--- What the task asks ---
Please reproduce the data word for word, starting at its first line and ending with the line that contains "pie-slice: [257, 234, 445, 394]".

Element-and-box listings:
· · · · · · ·
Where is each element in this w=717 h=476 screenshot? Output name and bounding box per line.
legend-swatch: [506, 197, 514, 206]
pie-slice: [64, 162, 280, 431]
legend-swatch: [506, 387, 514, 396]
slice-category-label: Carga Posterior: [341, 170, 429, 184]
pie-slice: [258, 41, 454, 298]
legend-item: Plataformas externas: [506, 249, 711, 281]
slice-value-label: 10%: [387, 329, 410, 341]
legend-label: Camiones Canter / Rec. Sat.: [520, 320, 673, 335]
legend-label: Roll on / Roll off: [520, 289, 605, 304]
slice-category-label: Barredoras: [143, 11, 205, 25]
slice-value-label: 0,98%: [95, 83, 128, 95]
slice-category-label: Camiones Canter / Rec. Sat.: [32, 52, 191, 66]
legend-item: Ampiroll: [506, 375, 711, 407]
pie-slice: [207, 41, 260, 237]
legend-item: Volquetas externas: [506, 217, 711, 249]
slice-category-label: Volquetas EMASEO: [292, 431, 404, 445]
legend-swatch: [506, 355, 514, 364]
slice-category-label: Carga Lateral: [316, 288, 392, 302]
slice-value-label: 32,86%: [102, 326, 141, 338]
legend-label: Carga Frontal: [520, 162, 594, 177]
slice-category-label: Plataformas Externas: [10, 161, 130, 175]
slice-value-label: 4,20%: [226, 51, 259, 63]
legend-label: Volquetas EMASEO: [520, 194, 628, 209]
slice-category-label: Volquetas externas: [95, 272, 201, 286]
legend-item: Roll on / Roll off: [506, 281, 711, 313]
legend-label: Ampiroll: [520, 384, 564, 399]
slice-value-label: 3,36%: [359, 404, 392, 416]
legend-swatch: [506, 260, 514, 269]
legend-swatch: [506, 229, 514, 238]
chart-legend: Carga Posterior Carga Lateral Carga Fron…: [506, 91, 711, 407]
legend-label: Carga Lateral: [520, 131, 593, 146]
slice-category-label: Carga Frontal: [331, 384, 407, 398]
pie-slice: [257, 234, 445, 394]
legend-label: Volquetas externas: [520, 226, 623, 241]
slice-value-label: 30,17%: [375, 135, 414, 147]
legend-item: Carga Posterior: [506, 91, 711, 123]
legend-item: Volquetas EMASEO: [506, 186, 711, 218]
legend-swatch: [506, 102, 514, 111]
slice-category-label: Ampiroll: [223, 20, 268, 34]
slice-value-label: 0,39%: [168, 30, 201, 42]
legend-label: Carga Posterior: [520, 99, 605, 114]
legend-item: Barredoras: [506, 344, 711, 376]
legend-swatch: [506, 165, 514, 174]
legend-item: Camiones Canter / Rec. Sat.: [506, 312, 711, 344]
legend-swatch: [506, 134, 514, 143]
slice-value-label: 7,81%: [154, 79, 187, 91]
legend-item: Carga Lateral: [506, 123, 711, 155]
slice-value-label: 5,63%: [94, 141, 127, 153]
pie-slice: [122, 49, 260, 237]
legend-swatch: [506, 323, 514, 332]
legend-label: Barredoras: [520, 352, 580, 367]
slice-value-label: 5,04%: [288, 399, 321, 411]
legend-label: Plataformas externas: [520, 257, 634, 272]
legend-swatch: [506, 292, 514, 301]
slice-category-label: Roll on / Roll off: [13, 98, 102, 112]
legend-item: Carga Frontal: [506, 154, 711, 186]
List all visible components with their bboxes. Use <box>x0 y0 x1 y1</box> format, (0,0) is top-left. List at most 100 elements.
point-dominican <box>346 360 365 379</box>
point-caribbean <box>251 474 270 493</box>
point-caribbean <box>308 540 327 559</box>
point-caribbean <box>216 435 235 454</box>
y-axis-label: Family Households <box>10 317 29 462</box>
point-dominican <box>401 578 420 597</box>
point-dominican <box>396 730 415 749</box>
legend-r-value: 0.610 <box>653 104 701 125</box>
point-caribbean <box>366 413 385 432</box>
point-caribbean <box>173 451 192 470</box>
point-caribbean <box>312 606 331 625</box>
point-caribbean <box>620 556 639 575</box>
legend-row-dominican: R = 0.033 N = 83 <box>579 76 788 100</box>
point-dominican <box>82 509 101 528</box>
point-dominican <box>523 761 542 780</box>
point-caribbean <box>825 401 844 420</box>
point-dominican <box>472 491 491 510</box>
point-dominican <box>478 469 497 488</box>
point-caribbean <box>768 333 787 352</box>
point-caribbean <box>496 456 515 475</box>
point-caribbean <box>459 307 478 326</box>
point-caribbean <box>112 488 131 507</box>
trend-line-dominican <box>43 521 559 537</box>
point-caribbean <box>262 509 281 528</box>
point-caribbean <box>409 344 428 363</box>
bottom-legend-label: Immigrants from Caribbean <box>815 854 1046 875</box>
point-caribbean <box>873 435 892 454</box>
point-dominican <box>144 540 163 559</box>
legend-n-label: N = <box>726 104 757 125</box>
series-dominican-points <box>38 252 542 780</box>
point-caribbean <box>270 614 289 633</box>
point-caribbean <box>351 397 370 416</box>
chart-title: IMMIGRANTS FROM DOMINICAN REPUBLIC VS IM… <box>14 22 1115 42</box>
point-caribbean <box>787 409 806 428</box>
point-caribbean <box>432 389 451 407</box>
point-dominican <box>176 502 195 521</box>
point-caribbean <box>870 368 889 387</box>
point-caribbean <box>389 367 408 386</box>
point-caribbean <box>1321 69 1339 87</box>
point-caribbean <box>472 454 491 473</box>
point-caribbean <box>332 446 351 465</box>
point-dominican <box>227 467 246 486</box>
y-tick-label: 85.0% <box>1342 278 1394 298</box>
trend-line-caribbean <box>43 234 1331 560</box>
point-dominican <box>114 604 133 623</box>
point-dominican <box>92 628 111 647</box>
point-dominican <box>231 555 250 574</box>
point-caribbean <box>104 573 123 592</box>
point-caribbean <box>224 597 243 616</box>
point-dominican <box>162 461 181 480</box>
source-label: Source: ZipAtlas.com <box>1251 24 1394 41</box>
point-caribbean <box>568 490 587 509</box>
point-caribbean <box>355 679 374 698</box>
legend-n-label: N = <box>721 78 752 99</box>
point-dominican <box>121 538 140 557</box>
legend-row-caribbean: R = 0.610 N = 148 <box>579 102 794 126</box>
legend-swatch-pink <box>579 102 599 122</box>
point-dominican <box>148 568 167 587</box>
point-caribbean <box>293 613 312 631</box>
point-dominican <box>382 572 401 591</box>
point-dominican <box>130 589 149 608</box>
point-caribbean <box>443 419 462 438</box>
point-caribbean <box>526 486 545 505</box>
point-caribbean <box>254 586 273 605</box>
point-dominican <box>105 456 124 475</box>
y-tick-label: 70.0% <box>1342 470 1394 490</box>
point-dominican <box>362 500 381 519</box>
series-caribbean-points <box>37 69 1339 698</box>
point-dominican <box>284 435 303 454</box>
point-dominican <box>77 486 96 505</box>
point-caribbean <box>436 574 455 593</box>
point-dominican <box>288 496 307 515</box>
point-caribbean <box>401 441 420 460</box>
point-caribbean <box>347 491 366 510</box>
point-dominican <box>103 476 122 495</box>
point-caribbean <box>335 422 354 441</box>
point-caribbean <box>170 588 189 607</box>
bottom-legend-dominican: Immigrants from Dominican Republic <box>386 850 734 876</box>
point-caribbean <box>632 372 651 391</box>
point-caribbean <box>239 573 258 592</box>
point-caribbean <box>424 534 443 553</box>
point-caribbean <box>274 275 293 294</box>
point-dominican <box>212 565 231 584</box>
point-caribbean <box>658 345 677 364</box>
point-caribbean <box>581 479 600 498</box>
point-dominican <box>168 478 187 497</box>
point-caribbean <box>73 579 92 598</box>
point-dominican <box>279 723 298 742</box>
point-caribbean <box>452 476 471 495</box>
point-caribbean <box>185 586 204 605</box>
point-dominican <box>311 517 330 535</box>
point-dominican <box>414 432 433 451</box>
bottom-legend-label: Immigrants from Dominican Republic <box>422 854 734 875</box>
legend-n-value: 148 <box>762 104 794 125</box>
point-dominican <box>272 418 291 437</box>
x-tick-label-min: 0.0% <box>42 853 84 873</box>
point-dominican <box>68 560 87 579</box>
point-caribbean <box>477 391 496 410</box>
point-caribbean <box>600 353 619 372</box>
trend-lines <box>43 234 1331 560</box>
· · · · · · ·
--- Output for this exercise ---
Where is each element in this w=717 h=476 screenshot? Output name and bounding box per line.
legend-swatch: [506, 197, 514, 206]
pie-slice: [64, 162, 280, 431]
legend-swatch: [506, 387, 514, 396]
slice-category-label: Carga Posterior: [341, 170, 429, 184]
pie-slice: [258, 41, 454, 298]
legend-item: Plataformas externas: [506, 249, 711, 281]
slice-value-label: 10%: [387, 329, 410, 341]
legend-label: Camiones Canter / Rec. Sat.: [520, 320, 673, 335]
legend-label: Roll on / Roll off: [520, 289, 605, 304]
slice-category-label: Barredoras: [143, 11, 205, 25]
slice-value-label: 0,98%: [95, 83, 128, 95]
slice-category-label: Camiones Canter / Rec. Sat.: [32, 52, 191, 66]
legend-item: Ampiroll: [506, 375, 711, 407]
pie-slice: [207, 41, 260, 237]
legend-item: Volquetas externas: [506, 217, 711, 249]
slice-category-label: Volquetas EMASEO: [292, 431, 404, 445]
legend-swatch: [506, 355, 514, 364]
slice-category-label: Carga Lateral: [316, 288, 392, 302]
slice-value-label: 32,86%: [102, 326, 141, 338]
legend-label: Carga Frontal: [520, 162, 594, 177]
slice-category-label: Plataformas Externas: [10, 161, 130, 175]
slice-value-label: 4,20%: [226, 51, 259, 63]
legend-label: Volquetas EMASEO: [520, 194, 628, 209]
slice-category-label: Volquetas externas: [95, 272, 201, 286]
legend-item: Roll on / Roll off: [506, 281, 711, 313]
legend-label: Ampiroll: [520, 384, 564, 399]
slice-value-label: 3,36%: [359, 404, 392, 416]
legend-swatch: [506, 260, 514, 269]
legend-swatch: [506, 229, 514, 238]
chart-legend: Carga Posterior Carga Lateral Carga Fron…: [506, 91, 711, 407]
legend-label: Carga Lateral: [520, 131, 593, 146]
slice-category-label: Carga Frontal: [331, 384, 407, 398]
pie-slice: [257, 234, 445, 394]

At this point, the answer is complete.